## Requirement
Each line of the listing must be transcribed exactly, except for the images, which should be excluded.
── Material for this task ──
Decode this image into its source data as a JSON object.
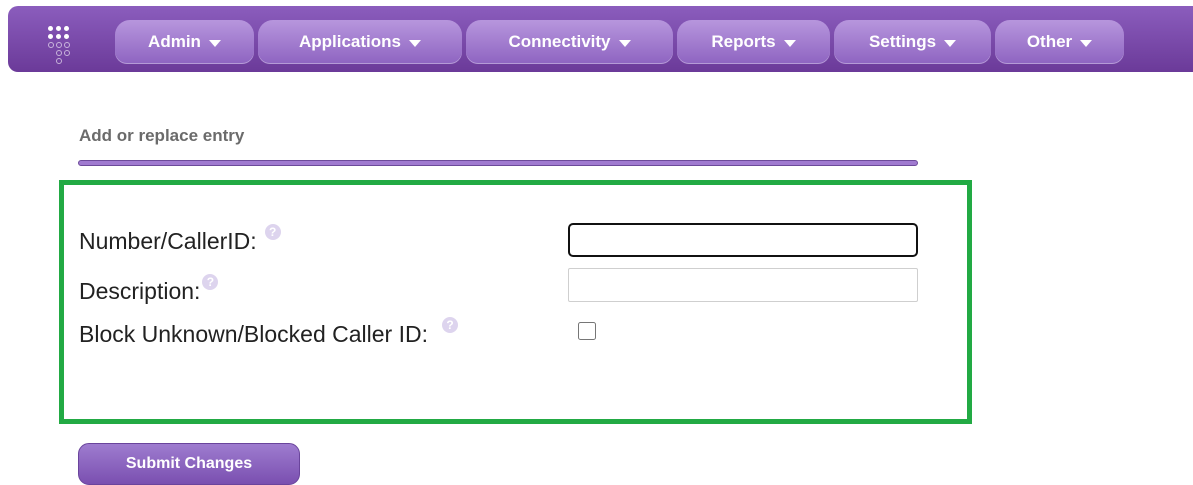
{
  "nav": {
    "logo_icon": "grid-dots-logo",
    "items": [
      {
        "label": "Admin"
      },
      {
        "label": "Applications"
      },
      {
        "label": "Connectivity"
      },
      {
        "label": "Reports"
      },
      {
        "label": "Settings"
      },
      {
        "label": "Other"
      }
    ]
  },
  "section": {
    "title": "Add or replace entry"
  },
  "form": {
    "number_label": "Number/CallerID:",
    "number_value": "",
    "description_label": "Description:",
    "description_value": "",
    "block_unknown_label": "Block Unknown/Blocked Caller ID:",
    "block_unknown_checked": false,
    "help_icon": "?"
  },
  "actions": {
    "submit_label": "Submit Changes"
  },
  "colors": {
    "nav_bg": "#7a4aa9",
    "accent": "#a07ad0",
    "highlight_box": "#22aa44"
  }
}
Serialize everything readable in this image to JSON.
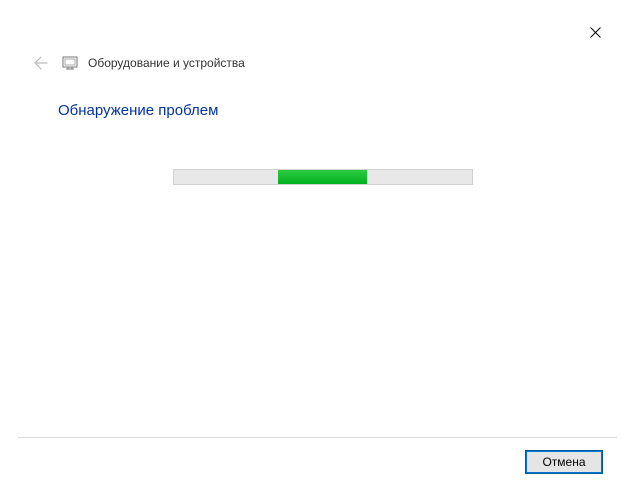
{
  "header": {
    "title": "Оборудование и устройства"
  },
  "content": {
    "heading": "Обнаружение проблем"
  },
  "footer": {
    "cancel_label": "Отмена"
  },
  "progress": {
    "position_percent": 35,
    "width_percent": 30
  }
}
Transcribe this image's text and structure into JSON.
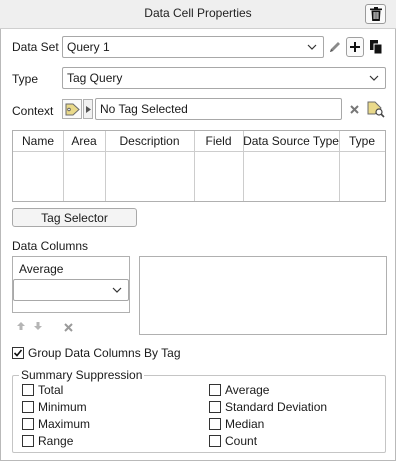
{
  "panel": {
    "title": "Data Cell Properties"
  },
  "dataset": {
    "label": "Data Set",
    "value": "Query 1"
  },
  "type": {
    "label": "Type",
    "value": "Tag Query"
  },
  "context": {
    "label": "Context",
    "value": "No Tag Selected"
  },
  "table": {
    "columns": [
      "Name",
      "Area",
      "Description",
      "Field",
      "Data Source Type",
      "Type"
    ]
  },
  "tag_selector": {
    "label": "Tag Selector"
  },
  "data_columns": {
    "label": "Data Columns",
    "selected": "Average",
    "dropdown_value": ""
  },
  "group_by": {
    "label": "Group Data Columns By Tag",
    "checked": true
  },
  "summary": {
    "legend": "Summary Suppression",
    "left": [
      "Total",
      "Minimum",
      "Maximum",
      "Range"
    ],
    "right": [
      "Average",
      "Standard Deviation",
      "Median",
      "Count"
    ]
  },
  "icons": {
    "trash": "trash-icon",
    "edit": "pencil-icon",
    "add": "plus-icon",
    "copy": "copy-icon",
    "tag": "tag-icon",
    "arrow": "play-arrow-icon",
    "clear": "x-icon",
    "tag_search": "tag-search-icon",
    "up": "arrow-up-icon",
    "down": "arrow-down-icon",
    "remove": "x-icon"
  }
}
───
## Final result
Decode this image into its source data as a JSON object.
{
  "nav": {
    "logo_icon": "grid-dots-logo",
    "items": [
      {
        "label": "Admin"
      },
      {
        "label": "Applications"
      },
      {
        "label": "Connectivity"
      },
      {
        "label": "Reports"
      },
      {
        "label": "Settings"
      },
      {
        "label": "Other"
      }
    ]
  },
  "section": {
    "title": "Add or replace entry"
  },
  "form": {
    "number_label": "Number/CallerID:",
    "number_value": "",
    "description_label": "Description:",
    "description_value": "",
    "block_unknown_label": "Block Unknown/Blocked Caller ID:",
    "block_unknown_checked": false,
    "help_icon": "?"
  },
  "actions": {
    "submit_label": "Submit Changes"
  },
  "colors": {
    "nav_bg": "#7a4aa9",
    "accent": "#a07ad0",
    "highlight_box": "#22aa44"
  }
}
Serialize everything readable in this image to JSON.
{
  "header": {
    "title": "Оборудование и устройства"
  },
  "content": {
    "heading": "Обнаружение проблем"
  },
  "footer": {
    "cancel_label": "Отмена"
  },
  "progress": {
    "position_percent": 35,
    "width_percent": 30
  }
}
Transcribe this image's text and structure into JSON.
{
  "panel": {
    "title": "Data Cell Properties"
  },
  "dataset": {
    "label": "Data Set",
    "value": "Query 1"
  },
  "type": {
    "label": "Type",
    "value": "Tag Query"
  },
  "context": {
    "label": "Context",
    "value": "No Tag Selected"
  },
  "table": {
    "columns": [
      "Name",
      "Area",
      "Description",
      "Field",
      "Data Source Type",
      "Type"
    ]
  },
  "tag_selector": {
    "label": "Tag Selector"
  },
  "data_columns": {
    "label": "Data Columns",
    "selected": "Average",
    "dropdown_value": ""
  },
  "group_by": {
    "label": "Group Data Columns By Tag",
    "checked": true
  },
  "summary": {
    "legend": "Summary Suppression",
    "left": [
      "Total",
      "Minimum",
      "Maximum",
      "Range"
    ],
    "right": [
      "Average",
      "Standard Deviation",
      "Median",
      "Count"
    ]
  },
  "icons": {
    "trash": "trash-icon",
    "edit": "pencil-icon",
    "add": "plus-icon",
    "copy": "copy-icon",
    "tag": "tag-icon",
    "arrow": "play-arrow-icon",
    "clear": "x-icon",
    "tag_search": "tag-search-icon",
    "up": "arrow-up-icon",
    "down": "arrow-down-icon",
    "remove": "x-icon"
  }
}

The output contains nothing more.